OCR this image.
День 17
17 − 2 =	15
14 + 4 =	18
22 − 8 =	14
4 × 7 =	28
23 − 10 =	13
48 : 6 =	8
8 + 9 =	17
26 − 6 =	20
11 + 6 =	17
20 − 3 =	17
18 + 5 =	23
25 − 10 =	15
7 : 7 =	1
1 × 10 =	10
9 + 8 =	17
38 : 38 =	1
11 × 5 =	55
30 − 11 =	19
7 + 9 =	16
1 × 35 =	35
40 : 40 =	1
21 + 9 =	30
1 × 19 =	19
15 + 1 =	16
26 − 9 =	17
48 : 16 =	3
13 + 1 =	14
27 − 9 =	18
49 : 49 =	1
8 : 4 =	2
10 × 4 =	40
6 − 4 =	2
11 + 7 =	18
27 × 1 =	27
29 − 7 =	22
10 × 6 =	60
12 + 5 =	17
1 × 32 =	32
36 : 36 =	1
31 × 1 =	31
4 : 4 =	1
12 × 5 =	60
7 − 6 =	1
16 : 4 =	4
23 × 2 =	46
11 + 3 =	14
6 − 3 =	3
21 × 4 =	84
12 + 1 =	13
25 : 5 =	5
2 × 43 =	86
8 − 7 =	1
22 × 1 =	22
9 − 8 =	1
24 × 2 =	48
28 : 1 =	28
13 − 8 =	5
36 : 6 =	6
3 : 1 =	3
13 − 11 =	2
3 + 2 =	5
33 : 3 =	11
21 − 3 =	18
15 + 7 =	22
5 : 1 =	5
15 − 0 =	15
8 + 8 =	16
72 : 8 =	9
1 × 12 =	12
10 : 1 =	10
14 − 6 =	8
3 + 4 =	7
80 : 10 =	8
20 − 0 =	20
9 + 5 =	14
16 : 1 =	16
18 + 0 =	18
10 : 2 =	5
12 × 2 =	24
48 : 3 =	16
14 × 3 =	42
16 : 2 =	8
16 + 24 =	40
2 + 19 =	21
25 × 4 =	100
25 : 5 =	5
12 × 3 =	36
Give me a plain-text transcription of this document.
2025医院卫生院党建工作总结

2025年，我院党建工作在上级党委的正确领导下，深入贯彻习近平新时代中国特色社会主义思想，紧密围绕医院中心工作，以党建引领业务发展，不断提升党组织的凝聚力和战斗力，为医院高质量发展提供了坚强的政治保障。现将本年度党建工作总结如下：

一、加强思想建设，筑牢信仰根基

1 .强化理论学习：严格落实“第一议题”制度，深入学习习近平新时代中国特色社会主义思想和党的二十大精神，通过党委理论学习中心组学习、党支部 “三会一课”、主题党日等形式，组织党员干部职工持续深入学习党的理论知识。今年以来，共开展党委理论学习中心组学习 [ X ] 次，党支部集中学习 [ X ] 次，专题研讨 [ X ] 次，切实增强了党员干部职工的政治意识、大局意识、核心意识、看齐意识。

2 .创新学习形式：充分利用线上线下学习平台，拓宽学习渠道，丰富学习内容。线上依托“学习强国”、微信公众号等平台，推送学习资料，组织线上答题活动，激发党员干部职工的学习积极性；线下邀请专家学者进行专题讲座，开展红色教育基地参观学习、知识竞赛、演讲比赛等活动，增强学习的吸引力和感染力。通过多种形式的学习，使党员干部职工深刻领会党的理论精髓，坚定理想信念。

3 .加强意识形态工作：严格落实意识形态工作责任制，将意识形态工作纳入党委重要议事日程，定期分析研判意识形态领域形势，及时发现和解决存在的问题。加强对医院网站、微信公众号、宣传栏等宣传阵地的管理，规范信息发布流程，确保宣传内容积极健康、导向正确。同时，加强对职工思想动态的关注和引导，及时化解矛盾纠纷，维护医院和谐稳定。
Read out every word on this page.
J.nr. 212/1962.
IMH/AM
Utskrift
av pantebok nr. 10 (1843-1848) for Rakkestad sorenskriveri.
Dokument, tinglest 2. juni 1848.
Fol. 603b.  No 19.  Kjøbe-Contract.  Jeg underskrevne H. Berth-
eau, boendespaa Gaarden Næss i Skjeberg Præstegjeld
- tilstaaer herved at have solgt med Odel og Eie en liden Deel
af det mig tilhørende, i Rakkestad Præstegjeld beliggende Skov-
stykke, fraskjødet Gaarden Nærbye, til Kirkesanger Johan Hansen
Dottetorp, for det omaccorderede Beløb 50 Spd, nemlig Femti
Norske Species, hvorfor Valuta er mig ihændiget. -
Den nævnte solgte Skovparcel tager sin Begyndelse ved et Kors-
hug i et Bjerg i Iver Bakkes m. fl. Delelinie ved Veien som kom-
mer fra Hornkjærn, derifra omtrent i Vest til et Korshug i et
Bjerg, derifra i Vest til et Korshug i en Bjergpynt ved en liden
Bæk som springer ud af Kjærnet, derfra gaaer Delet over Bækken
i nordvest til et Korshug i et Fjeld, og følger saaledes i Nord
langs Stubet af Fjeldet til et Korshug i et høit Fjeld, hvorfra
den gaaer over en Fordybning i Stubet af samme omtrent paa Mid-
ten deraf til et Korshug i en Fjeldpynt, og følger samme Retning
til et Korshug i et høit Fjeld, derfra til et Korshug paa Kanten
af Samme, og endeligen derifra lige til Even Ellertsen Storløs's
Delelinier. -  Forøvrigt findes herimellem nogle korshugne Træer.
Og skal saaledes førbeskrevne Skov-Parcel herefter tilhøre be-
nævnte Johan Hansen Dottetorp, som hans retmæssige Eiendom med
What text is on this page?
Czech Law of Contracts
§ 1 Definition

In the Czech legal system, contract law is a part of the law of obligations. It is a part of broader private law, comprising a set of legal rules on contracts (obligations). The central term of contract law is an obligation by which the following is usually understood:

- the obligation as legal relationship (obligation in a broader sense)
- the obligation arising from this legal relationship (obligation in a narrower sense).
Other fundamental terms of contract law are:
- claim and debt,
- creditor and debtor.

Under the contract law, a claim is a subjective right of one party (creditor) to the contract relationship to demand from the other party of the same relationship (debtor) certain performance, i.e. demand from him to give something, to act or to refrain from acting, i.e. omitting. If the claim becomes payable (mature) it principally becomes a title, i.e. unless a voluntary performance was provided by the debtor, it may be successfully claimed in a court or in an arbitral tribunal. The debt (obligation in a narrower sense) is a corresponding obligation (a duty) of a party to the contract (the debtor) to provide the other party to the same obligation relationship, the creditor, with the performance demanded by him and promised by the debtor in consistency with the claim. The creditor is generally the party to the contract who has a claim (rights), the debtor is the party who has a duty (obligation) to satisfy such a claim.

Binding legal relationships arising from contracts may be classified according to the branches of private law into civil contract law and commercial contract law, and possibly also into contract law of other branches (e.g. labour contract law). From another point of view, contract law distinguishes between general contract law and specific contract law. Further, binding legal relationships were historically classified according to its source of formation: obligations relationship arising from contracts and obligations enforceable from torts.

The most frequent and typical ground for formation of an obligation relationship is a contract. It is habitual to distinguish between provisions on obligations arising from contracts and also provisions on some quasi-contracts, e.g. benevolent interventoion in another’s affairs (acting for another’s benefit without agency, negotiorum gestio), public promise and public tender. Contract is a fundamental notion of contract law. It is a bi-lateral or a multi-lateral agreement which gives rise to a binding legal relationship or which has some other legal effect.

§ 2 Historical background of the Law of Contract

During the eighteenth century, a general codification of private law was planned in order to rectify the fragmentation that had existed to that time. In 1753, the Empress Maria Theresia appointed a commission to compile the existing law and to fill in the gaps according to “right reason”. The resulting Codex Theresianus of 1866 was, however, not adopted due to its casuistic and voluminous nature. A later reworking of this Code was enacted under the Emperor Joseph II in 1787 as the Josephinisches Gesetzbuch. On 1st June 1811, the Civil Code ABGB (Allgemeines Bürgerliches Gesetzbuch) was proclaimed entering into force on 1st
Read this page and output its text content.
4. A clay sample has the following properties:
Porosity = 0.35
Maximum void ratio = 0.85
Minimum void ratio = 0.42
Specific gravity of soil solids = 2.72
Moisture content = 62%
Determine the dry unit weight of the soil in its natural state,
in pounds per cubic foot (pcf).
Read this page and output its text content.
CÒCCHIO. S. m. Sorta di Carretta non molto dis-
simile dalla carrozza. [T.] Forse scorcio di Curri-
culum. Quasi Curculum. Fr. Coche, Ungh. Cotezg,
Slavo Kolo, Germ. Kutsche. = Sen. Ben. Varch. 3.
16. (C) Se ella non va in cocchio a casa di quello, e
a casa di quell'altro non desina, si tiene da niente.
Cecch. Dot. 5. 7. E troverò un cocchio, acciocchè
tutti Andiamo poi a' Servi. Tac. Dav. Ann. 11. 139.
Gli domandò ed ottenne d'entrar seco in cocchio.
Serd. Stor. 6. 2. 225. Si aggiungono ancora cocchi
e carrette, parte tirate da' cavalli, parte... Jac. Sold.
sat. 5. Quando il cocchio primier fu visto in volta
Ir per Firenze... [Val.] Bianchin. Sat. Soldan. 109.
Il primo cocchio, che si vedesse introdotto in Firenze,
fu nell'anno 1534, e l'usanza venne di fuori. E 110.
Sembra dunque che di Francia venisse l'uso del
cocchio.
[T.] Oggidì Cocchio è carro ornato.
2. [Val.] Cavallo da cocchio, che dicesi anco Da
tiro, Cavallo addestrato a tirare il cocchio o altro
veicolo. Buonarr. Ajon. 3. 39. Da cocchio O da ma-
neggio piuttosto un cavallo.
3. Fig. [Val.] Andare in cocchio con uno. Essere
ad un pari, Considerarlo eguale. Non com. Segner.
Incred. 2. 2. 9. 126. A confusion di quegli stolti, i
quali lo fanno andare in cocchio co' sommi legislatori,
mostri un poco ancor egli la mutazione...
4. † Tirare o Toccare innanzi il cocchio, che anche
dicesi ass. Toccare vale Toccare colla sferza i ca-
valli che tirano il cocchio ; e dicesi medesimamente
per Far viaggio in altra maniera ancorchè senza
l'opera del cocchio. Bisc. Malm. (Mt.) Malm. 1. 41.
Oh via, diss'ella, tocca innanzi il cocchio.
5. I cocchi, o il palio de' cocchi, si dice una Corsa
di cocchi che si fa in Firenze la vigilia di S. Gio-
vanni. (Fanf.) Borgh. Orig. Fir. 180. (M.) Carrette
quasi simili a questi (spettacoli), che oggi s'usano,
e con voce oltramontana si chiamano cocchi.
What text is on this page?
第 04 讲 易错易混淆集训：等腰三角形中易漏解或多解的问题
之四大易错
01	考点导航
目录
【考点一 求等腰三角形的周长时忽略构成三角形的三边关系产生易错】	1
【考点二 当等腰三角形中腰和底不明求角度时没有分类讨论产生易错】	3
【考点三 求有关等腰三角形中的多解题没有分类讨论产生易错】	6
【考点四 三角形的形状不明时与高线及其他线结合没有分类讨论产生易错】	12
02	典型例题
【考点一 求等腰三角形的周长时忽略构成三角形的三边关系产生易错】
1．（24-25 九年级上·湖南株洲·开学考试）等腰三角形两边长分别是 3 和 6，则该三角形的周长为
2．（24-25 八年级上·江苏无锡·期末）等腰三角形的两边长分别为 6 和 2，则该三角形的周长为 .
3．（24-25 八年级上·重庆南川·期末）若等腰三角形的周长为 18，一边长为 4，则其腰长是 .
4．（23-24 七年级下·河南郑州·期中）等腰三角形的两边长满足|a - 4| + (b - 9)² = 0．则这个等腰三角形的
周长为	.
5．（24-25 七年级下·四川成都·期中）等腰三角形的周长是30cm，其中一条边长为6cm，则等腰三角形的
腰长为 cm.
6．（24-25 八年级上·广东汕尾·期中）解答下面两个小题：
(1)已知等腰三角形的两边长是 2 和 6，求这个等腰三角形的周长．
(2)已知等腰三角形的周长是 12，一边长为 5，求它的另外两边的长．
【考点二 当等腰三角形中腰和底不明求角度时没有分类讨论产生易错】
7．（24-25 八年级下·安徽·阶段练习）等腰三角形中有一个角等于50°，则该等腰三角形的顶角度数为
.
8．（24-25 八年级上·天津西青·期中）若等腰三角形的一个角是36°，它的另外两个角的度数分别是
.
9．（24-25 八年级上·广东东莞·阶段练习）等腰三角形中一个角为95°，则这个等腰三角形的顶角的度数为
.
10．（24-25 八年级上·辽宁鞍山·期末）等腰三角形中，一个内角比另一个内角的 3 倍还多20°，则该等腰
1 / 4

★ ★ ★ ★ ★ ★ ★

◆ Work to be completed: Provide the number of lines containing the string "Gaarden", with no other output.

◆ Problem solution: 2